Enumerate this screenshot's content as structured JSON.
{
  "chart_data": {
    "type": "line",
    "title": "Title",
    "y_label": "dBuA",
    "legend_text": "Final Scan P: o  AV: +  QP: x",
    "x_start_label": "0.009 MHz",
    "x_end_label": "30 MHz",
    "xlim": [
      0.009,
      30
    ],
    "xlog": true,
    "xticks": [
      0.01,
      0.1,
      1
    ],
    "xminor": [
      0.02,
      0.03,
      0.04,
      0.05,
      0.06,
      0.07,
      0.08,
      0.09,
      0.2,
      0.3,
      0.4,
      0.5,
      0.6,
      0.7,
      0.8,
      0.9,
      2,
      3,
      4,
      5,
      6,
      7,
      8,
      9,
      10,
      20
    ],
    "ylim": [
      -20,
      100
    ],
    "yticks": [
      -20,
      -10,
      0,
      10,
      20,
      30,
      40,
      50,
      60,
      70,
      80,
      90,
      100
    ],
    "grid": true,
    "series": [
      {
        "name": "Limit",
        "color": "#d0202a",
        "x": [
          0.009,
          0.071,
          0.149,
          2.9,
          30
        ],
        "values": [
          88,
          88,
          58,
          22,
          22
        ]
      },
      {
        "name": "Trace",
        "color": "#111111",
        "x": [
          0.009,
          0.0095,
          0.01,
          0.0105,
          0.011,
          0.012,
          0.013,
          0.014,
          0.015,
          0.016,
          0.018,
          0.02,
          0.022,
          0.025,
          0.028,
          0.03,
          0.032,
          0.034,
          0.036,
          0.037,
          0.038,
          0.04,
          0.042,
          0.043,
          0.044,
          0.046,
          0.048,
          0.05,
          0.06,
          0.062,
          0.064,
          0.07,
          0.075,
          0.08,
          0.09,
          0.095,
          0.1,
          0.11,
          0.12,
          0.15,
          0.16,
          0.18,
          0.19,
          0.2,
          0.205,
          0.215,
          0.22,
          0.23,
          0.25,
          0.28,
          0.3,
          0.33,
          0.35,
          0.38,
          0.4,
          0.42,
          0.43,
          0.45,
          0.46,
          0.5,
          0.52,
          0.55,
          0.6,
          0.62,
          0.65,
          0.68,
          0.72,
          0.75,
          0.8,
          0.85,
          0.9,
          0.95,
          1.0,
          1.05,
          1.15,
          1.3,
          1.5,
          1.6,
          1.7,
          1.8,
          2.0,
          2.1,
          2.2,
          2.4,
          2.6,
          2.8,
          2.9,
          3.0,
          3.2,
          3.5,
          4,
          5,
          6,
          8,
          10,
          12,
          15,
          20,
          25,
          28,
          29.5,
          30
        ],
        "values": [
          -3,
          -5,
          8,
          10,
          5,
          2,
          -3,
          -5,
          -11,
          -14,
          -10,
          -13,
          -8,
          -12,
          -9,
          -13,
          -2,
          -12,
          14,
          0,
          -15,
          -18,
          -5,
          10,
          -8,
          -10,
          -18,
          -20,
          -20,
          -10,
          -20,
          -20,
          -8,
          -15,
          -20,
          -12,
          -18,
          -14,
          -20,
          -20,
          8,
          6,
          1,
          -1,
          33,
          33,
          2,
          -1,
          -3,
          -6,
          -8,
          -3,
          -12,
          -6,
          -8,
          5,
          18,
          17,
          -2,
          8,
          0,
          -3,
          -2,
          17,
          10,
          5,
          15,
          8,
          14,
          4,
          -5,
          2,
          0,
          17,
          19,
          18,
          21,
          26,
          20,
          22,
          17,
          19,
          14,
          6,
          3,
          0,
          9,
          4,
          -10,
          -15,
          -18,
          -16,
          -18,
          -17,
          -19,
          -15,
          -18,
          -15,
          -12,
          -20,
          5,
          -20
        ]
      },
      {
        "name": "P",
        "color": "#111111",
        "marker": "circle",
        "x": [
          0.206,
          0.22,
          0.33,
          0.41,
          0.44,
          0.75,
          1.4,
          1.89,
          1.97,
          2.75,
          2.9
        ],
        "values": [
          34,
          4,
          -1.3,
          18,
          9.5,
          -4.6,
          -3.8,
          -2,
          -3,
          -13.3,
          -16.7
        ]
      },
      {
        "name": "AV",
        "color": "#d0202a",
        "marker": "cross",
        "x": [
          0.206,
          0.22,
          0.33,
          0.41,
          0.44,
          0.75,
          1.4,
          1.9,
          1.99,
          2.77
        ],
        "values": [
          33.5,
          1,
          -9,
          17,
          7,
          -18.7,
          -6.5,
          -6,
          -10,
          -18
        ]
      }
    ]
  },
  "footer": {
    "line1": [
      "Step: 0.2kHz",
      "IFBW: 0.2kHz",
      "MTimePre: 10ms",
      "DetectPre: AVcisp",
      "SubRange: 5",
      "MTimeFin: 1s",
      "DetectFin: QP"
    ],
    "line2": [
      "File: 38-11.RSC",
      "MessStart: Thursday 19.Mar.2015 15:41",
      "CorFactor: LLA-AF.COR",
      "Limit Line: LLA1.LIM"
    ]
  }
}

• [Your objective] The entries above must be returned in full, exactly as shown.

• [In response]
Enumerate this screenshot's content as structured JSON.
{
  "chart_data": {
    "type": "line",
    "title": "Title",
    "y_label": "dBuA",
    "legend_text": "Final Scan P: o  AV: +  QP: x",
    "x_start_label": "0.009 MHz",
    "x_end_label": "30 MHz",
    "xlim": [
      0.009,
      30
    ],
    "xlog": true,
    "xticks": [
      0.01,
      0.1,
      1
    ],
    "xminor": [
      0.02,
      0.03,
      0.04,
      0.05,
      0.06,
      0.07,
      0.08,
      0.09,
      0.2,
      0.3,
      0.4,
      0.5,
      0.6,
      0.7,
      0.8,
      0.9,
      2,
      3,
      4,
      5,
      6,
      7,
      8,
      9,
      10,
      20
    ],
    "ylim": [
      -20,
      100
    ],
    "yticks": [
      -20,
      -10,
      0,
      10,
      20,
      30,
      40,
      50,
      60,
      70,
      80,
      90,
      100
    ],
    "grid": true,
    "series": [
      {
        "name": "Limit",
        "color": "#d0202a",
        "x": [
          0.009,
          0.071,
          0.149,
          2.9,
          30
        ],
        "values": [
          88,
          88,
          58,
          22,
          22
        ]
      },
      {
        "name": "Trace",
        "color": "#111111",
        "x": [
          0.009,
          0.0095,
          0.01,
          0.0105,
          0.011,
          0.012,
          0.013,
          0.014,
          0.015,
          0.016,
          0.018,
          0.02,
          0.022,
          0.025,
          0.028,
          0.03,
          0.032,
          0.034,
          0.036,
          0.037,
          0.038,
          0.04,
          0.042,
          0.043,
          0.044,
          0.046,
          0.048,
          0.05,
          0.06,
          0.062,
          0.064,
          0.07,
          0.075,
          0.08,
          0.09,
          0.095,
          0.1,
          0.11,
          0.12,
          0.15,
          0.16,
          0.18,
          0.19,
          0.2,
          0.205,
          0.215,
          0.22,
          0.23,
          0.25,
          0.28,
          0.3,
          0.33,
          0.35,
          0.38,
          0.4,
          0.42,
          0.43,
          0.45,
          0.46,
          0.5,
          0.52,
          0.55,
          0.6,
          0.62,
          0.65,
          0.68,
          0.72,
          0.75,
          0.8,
          0.85,
          0.9,
          0.95,
          1.0,
          1.05,
          1.15,
          1.3,
          1.5,
          1.6,
          1.7,
          1.8,
          2.0,
          2.1,
          2.2,
          2.4,
          2.6,
          2.8,
          2.9,
          3.0,
          3.2,
          3.5,
          4,
          5,
          6,
          8,
          10,
          12,
          15,
          20,
          25,
          28,
          29.5,
          30
        ],
        "values": [
          -3,
          -5,
          8,
          10,
          5,
          2,
          -3,
          -5,
          -11,
          -14,
          -10,
          -13,
          -8,
          -12,
          -9,
          -13,
          -2,
          -12,
          14,
          0,
          -15,
          -18,
          -5,
          10,
          -8,
          -10,
          -18,
          -20,
          -20,
          -10,
          -20,
          -20,
          -8,
          -15,
          -20,
          -12,
          -18,
          -14,
          -20,
          -20,
          8,
          6,
          1,
          -1,
          33,
          33,
          2,
          -1,
          -3,
          -6,
          -8,
          -3,
          -12,
          -6,
          -8,
          5,
          18,
          17,
          -2,
          8,
          0,
          -3,
          -2,
          17,
          10,
          5,
          15,
          8,
          14,
          4,
          -5,
          2,
          0,
          17,
          19,
          18,
          21,
          26,
          20,
          22,
          17,
          19,
          14,
          6,
          3,
          0,
          9,
          4,
          -10,
          -15,
          -18,
          -16,
          -18,
          -17,
          -19,
          -15,
          -18,
          -15,
          -12,
          -20,
          5,
          -20
        ]
      },
      {
        "name": "P",
        "color": "#111111",
        "marker": "circle",
        "x": [
          0.206,
          0.22,
          0.33,
          0.41,
          0.44,
          0.75,
          1.4,
          1.89,
          1.97,
          2.75,
          2.9
        ],
        "values": [
          34,
          4,
          -1.3,
          18,
          9.5,
          -4.6,
          -3.8,
          -2,
          -3,
          -13.3,
          -16.7
        ]
      },
      {
        "name": "AV",
        "color": "#d0202a",
        "marker": "cross",
        "x": [
          0.206,
          0.22,
          0.33,
          0.41,
          0.44,
          0.75,
          1.4,
          1.9,
          1.99,
          2.77
        ],
        "values": [
          33.5,
          1,
          -9,
          17,
          7,
          -18.7,
          -6.5,
          -6,
          -10,
          -18
        ]
      }
    ]
  },
  "footer": {
    "line1": [
      "Step: 0.2kHz",
      "IFBW: 0.2kHz",
      "MTimePre: 10ms",
      "DetectPre: AVcisp",
      "SubRange: 5",
      "MTimeFin: 1s",
      "DetectFin: QP"
    ],
    "line2": [
      "File: 38-11.RSC",
      "MessStart: Thursday 19.Mar.2015 15:41",
      "CorFactor: LLA-AF.COR",
      "Limit Line: LLA1.LIM"
    ]
  }
}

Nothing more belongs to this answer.